== JOB ==
Locate the lines that hold the string "down". Copy every such line.

[start of RECORDS SHOWN]

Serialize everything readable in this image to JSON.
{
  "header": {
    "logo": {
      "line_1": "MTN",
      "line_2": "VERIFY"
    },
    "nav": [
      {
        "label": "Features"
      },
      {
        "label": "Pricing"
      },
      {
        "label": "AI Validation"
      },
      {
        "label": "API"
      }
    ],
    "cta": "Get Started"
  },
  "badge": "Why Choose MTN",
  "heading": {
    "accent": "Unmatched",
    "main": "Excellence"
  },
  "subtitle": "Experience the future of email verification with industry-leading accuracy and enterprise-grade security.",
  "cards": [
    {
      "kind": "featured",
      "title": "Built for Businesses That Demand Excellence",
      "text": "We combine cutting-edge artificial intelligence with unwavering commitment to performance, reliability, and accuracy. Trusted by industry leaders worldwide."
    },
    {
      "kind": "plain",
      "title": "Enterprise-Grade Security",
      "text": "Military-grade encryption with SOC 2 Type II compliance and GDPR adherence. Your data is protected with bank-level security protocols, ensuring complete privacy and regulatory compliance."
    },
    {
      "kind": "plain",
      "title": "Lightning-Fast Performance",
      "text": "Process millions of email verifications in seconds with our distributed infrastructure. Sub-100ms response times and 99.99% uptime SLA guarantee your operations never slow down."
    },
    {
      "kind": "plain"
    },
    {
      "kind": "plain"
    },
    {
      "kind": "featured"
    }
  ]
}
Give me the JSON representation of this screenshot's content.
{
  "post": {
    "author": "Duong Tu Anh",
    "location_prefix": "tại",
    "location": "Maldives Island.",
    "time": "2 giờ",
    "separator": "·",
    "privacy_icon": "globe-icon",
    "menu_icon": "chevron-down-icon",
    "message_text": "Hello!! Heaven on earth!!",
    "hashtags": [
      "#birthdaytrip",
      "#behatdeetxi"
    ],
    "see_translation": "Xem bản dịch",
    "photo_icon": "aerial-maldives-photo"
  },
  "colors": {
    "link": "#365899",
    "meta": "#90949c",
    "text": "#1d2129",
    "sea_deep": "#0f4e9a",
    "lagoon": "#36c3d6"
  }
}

[end of RECORDS SHOWN]

== FINISHED EXERCISE ==
      "text": "Process millions of email verifications in seconds with our distributed infrastructure. Sub-100ms response times and 99.99% uptime SLA guarantee your operations never slow down."
    "menu_icon": "chevron-down-icon",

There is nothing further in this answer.